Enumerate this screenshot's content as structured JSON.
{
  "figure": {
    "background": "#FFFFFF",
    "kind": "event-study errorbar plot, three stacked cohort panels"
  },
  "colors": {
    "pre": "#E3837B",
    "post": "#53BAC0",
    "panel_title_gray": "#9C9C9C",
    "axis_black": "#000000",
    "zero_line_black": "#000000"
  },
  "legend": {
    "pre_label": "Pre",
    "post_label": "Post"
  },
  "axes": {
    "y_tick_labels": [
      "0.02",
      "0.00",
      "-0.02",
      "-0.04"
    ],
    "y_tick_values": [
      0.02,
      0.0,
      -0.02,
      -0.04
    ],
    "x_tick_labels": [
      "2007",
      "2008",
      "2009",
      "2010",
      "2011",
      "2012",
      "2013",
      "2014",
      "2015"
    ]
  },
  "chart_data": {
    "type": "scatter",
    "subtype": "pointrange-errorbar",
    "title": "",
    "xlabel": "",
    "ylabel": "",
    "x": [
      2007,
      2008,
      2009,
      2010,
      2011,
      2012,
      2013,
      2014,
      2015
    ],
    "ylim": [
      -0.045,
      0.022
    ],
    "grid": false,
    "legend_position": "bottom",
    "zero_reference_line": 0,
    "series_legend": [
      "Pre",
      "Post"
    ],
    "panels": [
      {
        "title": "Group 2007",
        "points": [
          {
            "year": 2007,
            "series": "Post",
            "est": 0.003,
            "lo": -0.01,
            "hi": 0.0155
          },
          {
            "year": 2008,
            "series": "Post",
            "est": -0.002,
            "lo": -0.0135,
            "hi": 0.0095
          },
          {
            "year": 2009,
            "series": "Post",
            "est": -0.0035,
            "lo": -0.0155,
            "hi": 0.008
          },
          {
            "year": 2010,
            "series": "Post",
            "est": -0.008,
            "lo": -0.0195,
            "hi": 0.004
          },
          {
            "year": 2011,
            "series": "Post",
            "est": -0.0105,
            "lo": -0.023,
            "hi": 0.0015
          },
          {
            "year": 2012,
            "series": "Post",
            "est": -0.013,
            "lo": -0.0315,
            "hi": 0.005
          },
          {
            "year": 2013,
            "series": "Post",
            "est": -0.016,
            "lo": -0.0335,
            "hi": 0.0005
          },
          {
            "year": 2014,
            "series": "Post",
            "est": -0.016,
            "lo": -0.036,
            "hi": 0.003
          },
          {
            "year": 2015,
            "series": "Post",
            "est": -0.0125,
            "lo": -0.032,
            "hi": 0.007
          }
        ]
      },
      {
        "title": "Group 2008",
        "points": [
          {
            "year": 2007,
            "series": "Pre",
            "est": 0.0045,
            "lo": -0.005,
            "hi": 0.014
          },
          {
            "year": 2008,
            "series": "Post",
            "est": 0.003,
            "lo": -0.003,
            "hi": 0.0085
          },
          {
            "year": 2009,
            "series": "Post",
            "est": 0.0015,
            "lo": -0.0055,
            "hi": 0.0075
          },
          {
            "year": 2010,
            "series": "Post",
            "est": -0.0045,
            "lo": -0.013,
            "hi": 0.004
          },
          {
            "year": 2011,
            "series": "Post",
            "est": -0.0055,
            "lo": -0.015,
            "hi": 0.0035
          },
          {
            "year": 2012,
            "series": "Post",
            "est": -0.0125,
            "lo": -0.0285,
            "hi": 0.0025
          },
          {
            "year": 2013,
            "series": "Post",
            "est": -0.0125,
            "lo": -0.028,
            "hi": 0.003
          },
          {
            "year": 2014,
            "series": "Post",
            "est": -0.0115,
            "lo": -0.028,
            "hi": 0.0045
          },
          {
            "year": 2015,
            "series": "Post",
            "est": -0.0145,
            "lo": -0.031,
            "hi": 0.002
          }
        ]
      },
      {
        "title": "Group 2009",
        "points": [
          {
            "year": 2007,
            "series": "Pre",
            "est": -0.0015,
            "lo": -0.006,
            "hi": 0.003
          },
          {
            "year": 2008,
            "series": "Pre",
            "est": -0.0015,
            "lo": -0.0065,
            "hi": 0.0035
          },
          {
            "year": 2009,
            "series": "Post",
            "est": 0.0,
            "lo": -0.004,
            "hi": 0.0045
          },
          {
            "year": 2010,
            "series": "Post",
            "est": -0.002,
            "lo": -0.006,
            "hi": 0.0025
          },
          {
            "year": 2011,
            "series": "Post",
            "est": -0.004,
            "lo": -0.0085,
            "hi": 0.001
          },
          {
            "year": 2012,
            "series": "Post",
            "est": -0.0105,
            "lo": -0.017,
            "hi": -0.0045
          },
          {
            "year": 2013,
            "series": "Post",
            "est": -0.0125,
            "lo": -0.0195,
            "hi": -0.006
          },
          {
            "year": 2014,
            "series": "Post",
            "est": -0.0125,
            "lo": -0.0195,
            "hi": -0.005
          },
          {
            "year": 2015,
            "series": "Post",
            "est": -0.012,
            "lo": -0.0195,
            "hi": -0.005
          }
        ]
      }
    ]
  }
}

## WRITTEN TASK
All of the entries need to be reproduced exactly; please write them out.

## THE COMPLETED TASK
Enumerate this screenshot's content as structured JSON.
{
  "figure": {
    "background": "#FFFFFF",
    "kind": "event-study errorbar plot, three stacked cohort panels"
  },
  "colors": {
    "pre": "#E3837B",
    "post": "#53BAC0",
    "panel_title_gray": "#9C9C9C",
    "axis_black": "#000000",
    "zero_line_black": "#000000"
  },
  "legend": {
    "pre_label": "Pre",
    "post_label": "Post"
  },
  "axes": {
    "y_tick_labels": [
      "0.02",
      "0.00",
      "-0.02",
      "-0.04"
    ],
    "y_tick_values": [
      0.02,
      0.0,
      -0.02,
      -0.04
    ],
    "x_tick_labels": [
      "2007",
      "2008",
      "2009",
      "2010",
      "2011",
      "2012",
      "2013",
      "2014",
      "2015"
    ]
  },
  "chart_data": {
    "type": "scatter",
    "subtype": "pointrange-errorbar",
    "title": "",
    "xlabel": "",
    "ylabel": "",
    "x": [
      2007,
      2008,
      2009,
      2010,
      2011,
      2012,
      2013,
      2014,
      2015
    ],
    "ylim": [
      -0.045,
      0.022
    ],
    "grid": false,
    "legend_position": "bottom",
    "zero_reference_line": 0,
    "series_legend": [
      "Pre",
      "Post"
    ],
    "panels": [
      {
        "title": "Group 2007",
        "points": [
          {
            "year": 2007,
            "series": "Post",
            "est": 0.003,
            "lo": -0.01,
            "hi": 0.0155
          },
          {
            "year": 2008,
            "series": "Post",
            "est": -0.002,
            "lo": -0.0135,
            "hi": 0.0095
          },
          {
            "year": 2009,
            "series": "Post",
            "est": -0.0035,
            "lo": -0.0155,
            "hi": 0.008
          },
          {
            "year": 2010,
            "series": "Post",
            "est": -0.008,
            "lo": -0.0195,
            "hi": 0.004
          },
          {
            "year": 2011,
            "series": "Post",
            "est": -0.0105,
            "lo": -0.023,
            "hi": 0.0015
          },
          {
            "year": 2012,
            "series": "Post",
            "est": -0.013,
            "lo": -0.0315,
            "hi": 0.005
          },
          {
            "year": 2013,
            "series": "Post",
            "est": -0.016,
            "lo": -0.0335,
            "hi": 0.0005
          },
          {
            "year": 2014,
            "series": "Post",
            "est": -0.016,
            "lo": -0.036,
            "hi": 0.003
          },
          {
            "year": 2015,
            "series": "Post",
            "est": -0.0125,
            "lo": -0.032,
            "hi": 0.007
          }
        ]
      },
      {
        "title": "Group 2008",
        "points": [
          {
            "year": 2007,
            "series": "Pre",
            "est": 0.0045,
            "lo": -0.005,
            "hi": 0.014
          },
          {
            "year": 2008,
            "series": "Post",
            "est": 0.003,
            "lo": -0.003,
            "hi": 0.0085
          },
          {
            "year": 2009,
            "series": "Post",
            "est": 0.0015,
            "lo": -0.0055,
            "hi": 0.0075
          },
          {
            "year": 2010,
            "series": "Post",
            "est": -0.0045,
            "lo": -0.013,
            "hi": 0.004
          },
          {
            "year": 2011,
            "series": "Post",
            "est": -0.0055,
            "lo": -0.015,
            "hi": 0.0035
          },
          {
            "year": 2012,
            "series": "Post",
            "est": -0.0125,
            "lo": -0.0285,
            "hi": 0.0025
          },
          {
            "year": 2013,
            "series": "Post",
            "est": -0.0125,
            "lo": -0.028,
            "hi": 0.003
          },
          {
            "year": 2014,
            "series": "Post",
            "est": -0.0115,
            "lo": -0.028,
            "hi": 0.0045
          },
          {
            "year": 2015,
            "series": "Post",
            "est": -0.0145,
            "lo": -0.031,
            "hi": 0.002
          }
        ]
      },
      {
        "title": "Group 2009",
        "points": [
          {
            "year": 2007,
            "series": "Pre",
            "est": -0.0015,
            "lo": -0.006,
            "hi": 0.003
          },
          {
            "year": 2008,
            "series": "Pre",
            "est": -0.0015,
            "lo": -0.0065,
            "hi": 0.0035
          },
          {
            "year": 2009,
            "series": "Post",
            "est": 0.0,
            "lo": -0.004,
            "hi": 0.0045
          },
          {
            "year": 2010,
            "series": "Post",
            "est": -0.002,
            "lo": -0.006,
            "hi": 0.0025
          },
          {
            "year": 2011,
            "series": "Post",
            "est": -0.004,
            "lo": -0.0085,
            "hi": 0.001
          },
          {
            "year": 2012,
            "series": "Post",
            "est": -0.0105,
            "lo": -0.017,
            "hi": -0.0045
          },
          {
            "year": 2013,
            "series": "Post",
            "est": -0.0125,
            "lo": -0.0195,
            "hi": -0.006
          },
          {
            "year": 2014,
            "series": "Post",
            "est": -0.0125,
            "lo": -0.0195,
            "hi": -0.005
          },
          {
            "year": 2015,
            "series": "Post",
            "est": -0.012,
            "lo": -0.0195,
            "hi": -0.005
          }
        ]
      }
    ]
  }
}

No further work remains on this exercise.